BEGIN DATA ROWS

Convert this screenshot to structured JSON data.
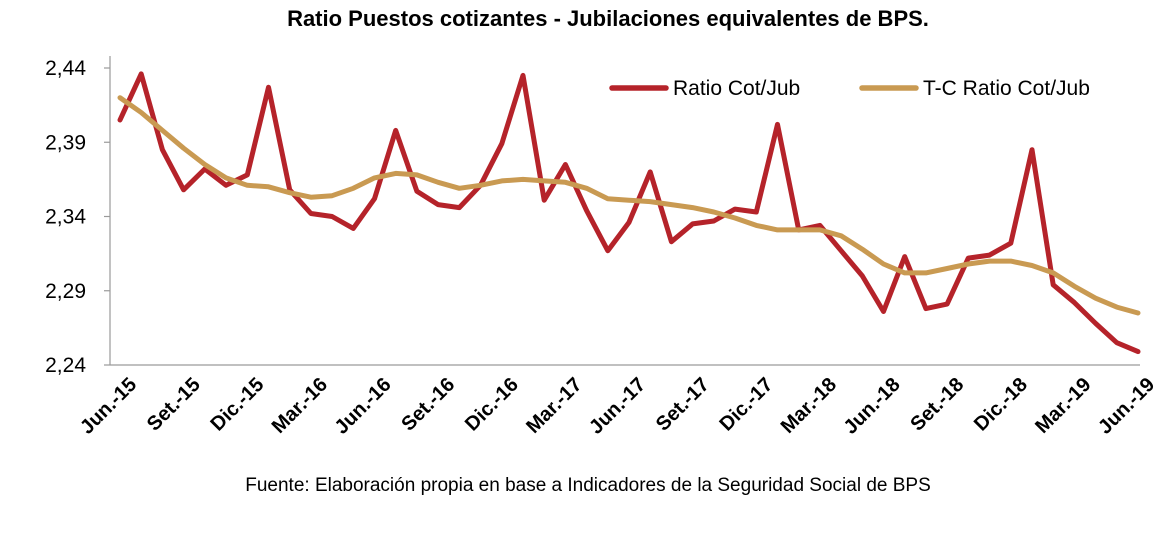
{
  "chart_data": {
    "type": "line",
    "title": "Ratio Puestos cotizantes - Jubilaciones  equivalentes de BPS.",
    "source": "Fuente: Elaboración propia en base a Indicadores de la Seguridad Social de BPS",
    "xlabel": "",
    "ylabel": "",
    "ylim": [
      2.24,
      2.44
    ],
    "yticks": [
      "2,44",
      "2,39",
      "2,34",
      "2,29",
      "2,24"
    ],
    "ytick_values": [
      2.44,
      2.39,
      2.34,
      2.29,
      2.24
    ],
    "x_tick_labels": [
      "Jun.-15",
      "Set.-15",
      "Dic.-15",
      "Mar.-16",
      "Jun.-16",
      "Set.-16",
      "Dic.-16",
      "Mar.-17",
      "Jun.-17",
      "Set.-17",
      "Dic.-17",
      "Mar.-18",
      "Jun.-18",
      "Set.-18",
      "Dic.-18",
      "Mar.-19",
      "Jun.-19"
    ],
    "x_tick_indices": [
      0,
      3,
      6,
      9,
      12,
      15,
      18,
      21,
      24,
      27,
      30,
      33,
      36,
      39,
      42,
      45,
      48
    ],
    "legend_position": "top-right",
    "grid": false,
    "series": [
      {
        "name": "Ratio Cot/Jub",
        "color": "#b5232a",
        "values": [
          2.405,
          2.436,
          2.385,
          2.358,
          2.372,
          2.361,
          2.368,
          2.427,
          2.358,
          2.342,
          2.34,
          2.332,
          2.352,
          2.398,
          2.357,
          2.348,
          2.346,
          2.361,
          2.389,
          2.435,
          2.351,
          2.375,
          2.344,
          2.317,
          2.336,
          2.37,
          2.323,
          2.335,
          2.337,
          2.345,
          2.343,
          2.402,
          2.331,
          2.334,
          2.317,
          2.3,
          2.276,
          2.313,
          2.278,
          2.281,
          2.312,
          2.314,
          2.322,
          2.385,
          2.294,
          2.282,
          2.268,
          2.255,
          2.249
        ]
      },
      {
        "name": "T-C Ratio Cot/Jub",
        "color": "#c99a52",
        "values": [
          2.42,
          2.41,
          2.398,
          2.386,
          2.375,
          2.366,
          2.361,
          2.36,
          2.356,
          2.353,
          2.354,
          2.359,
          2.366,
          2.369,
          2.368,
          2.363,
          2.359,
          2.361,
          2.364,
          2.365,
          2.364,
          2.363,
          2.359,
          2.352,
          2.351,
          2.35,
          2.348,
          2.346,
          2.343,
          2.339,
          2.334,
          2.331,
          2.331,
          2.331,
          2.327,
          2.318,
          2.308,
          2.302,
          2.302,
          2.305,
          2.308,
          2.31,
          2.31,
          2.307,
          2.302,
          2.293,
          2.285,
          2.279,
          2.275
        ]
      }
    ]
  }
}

END DATA ROWS

# [WRITTEN REQUEST]
Return every line of the records exactly as given, pictures excluded.

# [OUTPUT OF THE EXERCISE]
Convert this screenshot to structured JSON data.
{
  "chart_data": {
    "type": "line",
    "title": "Ratio Puestos cotizantes - Jubilaciones  equivalentes de BPS.",
    "source": "Fuente: Elaboración propia en base a Indicadores de la Seguridad Social de BPS",
    "xlabel": "",
    "ylabel": "",
    "ylim": [
      2.24,
      2.44
    ],
    "yticks": [
      "2,44",
      "2,39",
      "2,34",
      "2,29",
      "2,24"
    ],
    "ytick_values": [
      2.44,
      2.39,
      2.34,
      2.29,
      2.24
    ],
    "x_tick_labels": [
      "Jun.-15",
      "Set.-15",
      "Dic.-15",
      "Mar.-16",
      "Jun.-16",
      "Set.-16",
      "Dic.-16",
      "Mar.-17",
      "Jun.-17",
      "Set.-17",
      "Dic.-17",
      "Mar.-18",
      "Jun.-18",
      "Set.-18",
      "Dic.-18",
      "Mar.-19",
      "Jun.-19"
    ],
    "x_tick_indices": [
      0,
      3,
      6,
      9,
      12,
      15,
      18,
      21,
      24,
      27,
      30,
      33,
      36,
      39,
      42,
      45,
      48
    ],
    "legend_position": "top-right",
    "grid": false,
    "series": [
      {
        "name": "Ratio Cot/Jub",
        "color": "#b5232a",
        "values": [
          2.405,
          2.436,
          2.385,
          2.358,
          2.372,
          2.361,
          2.368,
          2.427,
          2.358,
          2.342,
          2.34,
          2.332,
          2.352,
          2.398,
          2.357,
          2.348,
          2.346,
          2.361,
          2.389,
          2.435,
          2.351,
          2.375,
          2.344,
          2.317,
          2.336,
          2.37,
          2.323,
          2.335,
          2.337,
          2.345,
          2.343,
          2.402,
          2.331,
          2.334,
          2.317,
          2.3,
          2.276,
          2.313,
          2.278,
          2.281,
          2.312,
          2.314,
          2.322,
          2.385,
          2.294,
          2.282,
          2.268,
          2.255,
          2.249
        ]
      },
      {
        "name": "T-C Ratio Cot/Jub",
        "color": "#c99a52",
        "values": [
          2.42,
          2.41,
          2.398,
          2.386,
          2.375,
          2.366,
          2.361,
          2.36,
          2.356,
          2.353,
          2.354,
          2.359,
          2.366,
          2.369,
          2.368,
          2.363,
          2.359,
          2.361,
          2.364,
          2.365,
          2.364,
          2.363,
          2.359,
          2.352,
          2.351,
          2.35,
          2.348,
          2.346,
          2.343,
          2.339,
          2.334,
          2.331,
          2.331,
          2.331,
          2.327,
          2.318,
          2.308,
          2.302,
          2.302,
          2.305,
          2.308,
          2.31,
          2.31,
          2.307,
          2.302,
          2.293,
          2.285,
          2.279,
          2.275
        ]
      }
    ]
  }
}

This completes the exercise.